__WHAT IS REQUIRED__
Count how many lines in the listing contain the string "Россия", matching case exactly, and give only the number.

(Element and box listings)
- - - - - - -
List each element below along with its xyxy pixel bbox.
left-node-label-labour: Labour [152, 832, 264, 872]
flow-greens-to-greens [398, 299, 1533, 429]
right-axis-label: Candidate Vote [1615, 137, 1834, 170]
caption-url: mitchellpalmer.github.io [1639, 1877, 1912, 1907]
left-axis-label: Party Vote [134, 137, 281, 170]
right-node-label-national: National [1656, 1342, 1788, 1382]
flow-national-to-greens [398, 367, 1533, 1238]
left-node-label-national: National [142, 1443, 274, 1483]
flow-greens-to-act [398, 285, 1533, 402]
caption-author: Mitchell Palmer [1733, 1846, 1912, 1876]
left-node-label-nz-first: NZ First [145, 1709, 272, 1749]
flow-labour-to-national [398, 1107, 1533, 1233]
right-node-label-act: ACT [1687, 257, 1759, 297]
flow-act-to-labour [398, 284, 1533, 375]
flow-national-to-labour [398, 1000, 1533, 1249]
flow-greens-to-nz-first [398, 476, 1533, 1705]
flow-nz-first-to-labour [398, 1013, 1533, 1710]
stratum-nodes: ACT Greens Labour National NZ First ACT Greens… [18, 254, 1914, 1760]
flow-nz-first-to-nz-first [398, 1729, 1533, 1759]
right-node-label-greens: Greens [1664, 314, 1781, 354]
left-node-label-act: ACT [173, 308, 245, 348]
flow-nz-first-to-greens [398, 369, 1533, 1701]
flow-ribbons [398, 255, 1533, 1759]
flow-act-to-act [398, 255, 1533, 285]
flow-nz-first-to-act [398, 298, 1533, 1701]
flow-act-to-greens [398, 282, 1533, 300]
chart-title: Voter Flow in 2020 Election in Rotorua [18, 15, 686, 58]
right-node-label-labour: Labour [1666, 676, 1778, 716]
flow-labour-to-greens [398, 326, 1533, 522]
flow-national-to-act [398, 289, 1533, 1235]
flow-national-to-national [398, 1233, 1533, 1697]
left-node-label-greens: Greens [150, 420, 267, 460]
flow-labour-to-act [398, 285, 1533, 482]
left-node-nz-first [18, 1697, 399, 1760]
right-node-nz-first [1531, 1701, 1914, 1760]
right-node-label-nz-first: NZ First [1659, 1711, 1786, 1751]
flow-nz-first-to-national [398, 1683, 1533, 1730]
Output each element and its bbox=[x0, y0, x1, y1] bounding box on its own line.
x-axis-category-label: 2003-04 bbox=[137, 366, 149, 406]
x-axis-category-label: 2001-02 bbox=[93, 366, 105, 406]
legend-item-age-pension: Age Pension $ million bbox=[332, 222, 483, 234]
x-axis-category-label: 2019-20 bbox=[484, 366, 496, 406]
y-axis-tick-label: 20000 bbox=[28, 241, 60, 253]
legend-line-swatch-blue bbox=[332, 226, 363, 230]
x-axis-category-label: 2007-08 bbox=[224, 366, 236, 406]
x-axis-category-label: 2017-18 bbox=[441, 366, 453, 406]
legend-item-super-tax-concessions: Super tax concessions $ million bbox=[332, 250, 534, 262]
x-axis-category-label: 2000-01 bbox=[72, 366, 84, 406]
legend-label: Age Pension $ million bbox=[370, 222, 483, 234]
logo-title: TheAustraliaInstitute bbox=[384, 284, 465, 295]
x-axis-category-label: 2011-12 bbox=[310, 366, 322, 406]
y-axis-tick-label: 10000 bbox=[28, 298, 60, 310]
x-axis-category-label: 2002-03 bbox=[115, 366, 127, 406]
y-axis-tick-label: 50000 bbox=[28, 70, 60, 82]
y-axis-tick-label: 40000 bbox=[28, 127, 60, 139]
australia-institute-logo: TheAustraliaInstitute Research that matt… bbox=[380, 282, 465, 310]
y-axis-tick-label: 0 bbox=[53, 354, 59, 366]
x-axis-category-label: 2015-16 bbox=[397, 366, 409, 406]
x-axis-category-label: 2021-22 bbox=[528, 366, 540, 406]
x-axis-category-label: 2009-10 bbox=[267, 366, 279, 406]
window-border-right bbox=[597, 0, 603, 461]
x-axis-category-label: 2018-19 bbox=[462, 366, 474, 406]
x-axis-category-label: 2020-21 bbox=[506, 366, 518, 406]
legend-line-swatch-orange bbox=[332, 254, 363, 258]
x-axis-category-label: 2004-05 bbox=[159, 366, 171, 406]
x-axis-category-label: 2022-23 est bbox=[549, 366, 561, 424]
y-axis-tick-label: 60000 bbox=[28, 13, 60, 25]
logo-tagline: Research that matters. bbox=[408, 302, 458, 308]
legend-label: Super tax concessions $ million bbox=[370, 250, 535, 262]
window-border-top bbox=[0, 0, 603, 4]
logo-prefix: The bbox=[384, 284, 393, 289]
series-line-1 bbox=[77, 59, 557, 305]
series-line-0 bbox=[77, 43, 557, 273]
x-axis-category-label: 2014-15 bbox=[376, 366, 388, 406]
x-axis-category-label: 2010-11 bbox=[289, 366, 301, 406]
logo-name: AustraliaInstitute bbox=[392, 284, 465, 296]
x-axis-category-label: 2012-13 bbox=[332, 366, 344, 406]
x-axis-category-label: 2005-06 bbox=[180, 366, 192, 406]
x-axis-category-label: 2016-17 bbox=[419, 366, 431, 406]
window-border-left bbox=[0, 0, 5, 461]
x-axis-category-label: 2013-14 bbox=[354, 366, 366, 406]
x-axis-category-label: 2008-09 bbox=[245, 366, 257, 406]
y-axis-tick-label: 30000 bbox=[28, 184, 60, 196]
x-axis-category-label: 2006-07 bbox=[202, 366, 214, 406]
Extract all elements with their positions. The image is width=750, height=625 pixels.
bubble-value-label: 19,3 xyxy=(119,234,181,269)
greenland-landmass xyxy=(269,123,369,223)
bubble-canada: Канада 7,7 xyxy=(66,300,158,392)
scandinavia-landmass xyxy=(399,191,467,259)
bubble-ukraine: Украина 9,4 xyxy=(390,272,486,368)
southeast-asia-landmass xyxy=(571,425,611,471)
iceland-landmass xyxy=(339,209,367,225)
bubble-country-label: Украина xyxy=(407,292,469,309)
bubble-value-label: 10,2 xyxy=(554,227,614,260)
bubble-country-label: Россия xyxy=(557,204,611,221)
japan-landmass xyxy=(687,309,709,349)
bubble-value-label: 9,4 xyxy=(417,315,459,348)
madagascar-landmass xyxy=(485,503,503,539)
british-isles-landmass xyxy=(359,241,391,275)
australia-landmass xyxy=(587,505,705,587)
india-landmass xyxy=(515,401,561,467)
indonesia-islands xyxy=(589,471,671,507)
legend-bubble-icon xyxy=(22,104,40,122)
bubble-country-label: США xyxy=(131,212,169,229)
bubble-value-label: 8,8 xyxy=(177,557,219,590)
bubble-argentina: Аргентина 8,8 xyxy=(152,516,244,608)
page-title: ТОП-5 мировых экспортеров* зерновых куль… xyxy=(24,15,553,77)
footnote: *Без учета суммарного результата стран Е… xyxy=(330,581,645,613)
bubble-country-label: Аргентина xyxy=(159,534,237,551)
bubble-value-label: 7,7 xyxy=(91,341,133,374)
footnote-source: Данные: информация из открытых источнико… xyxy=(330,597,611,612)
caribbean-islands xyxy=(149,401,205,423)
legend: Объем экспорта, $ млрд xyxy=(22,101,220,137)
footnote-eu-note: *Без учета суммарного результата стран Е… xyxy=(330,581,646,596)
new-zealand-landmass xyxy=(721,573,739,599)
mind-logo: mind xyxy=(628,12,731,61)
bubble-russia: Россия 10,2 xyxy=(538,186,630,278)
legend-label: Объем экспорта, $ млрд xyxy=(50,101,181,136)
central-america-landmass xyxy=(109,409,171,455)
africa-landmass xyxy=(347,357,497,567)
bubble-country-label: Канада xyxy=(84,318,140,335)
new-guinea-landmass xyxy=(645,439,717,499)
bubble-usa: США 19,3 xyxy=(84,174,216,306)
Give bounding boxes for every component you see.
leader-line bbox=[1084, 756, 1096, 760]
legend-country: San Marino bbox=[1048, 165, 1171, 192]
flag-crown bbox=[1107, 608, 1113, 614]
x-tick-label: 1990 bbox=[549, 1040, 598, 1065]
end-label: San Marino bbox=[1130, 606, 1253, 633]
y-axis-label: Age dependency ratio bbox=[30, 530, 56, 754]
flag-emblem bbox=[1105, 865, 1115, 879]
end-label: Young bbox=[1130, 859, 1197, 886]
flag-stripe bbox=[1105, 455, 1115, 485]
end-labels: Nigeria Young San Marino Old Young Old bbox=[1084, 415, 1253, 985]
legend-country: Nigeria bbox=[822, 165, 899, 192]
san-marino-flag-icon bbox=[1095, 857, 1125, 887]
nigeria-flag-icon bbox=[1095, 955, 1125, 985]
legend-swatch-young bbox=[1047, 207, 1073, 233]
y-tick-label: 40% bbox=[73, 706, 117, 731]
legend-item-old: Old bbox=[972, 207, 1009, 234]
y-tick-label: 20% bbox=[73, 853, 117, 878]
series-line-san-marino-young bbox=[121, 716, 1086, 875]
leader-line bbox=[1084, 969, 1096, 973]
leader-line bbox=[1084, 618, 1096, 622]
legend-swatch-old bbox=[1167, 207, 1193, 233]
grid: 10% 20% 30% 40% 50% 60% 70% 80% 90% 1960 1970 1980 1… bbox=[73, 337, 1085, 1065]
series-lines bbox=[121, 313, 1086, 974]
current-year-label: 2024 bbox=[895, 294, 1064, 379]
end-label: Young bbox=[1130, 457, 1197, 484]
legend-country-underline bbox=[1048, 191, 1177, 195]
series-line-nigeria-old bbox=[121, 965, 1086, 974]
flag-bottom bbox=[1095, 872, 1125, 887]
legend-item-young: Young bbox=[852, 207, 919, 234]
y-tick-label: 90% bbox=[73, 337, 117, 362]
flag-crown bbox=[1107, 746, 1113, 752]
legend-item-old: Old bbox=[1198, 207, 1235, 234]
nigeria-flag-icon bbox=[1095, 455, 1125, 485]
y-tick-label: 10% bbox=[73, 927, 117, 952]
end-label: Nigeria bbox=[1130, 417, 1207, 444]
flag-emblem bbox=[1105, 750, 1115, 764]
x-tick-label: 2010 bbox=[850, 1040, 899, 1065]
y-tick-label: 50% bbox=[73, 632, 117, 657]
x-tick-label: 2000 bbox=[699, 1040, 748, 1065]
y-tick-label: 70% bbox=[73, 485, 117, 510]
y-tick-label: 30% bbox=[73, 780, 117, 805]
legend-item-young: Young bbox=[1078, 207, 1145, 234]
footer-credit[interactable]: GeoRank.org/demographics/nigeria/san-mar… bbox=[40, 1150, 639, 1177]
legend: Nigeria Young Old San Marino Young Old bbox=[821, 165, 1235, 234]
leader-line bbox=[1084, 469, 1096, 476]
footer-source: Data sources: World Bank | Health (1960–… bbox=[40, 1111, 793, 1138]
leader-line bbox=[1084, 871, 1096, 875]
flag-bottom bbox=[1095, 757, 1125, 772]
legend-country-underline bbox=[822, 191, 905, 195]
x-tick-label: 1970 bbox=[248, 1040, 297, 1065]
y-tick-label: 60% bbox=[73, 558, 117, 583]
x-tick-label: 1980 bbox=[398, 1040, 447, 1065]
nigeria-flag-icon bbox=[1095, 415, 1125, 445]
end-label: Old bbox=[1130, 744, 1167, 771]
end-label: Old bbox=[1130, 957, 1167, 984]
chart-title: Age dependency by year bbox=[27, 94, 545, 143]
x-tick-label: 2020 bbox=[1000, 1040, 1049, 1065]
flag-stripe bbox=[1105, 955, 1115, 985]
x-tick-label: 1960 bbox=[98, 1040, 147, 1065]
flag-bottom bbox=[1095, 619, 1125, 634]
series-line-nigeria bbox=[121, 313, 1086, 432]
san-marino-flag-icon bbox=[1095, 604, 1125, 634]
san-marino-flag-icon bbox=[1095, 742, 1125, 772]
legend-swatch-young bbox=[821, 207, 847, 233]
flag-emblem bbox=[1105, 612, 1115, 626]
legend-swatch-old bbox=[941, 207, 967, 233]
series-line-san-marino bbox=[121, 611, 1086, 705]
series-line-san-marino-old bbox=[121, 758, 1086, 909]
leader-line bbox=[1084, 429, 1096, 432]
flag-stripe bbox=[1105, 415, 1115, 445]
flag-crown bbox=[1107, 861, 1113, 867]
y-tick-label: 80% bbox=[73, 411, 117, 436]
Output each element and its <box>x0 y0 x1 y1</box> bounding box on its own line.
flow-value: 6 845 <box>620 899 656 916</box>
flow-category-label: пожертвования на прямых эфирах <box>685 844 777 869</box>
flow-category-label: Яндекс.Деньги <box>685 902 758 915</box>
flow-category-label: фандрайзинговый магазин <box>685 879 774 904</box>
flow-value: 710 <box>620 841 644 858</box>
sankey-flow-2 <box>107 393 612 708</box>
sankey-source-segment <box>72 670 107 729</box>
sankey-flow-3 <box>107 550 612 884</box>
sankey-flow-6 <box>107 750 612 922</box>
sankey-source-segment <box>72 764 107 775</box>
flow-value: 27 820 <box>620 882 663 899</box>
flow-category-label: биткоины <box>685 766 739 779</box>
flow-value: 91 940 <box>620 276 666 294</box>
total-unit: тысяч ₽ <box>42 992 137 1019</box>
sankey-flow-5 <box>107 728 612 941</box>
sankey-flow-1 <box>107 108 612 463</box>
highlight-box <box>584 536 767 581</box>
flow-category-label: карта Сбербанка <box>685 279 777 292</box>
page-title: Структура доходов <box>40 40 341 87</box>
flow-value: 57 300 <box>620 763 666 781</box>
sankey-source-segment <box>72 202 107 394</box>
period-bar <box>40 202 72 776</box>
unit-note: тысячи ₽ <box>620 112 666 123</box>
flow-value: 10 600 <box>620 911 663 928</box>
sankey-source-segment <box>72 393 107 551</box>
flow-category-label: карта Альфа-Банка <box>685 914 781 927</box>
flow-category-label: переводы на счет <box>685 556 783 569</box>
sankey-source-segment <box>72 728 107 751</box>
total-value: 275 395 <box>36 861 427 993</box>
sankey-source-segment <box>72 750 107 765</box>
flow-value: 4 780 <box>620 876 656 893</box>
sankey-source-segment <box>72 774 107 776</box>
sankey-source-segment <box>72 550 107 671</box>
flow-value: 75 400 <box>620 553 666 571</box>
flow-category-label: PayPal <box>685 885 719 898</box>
- - - - - - -
__OUTPUT FOR THIS TASK__
2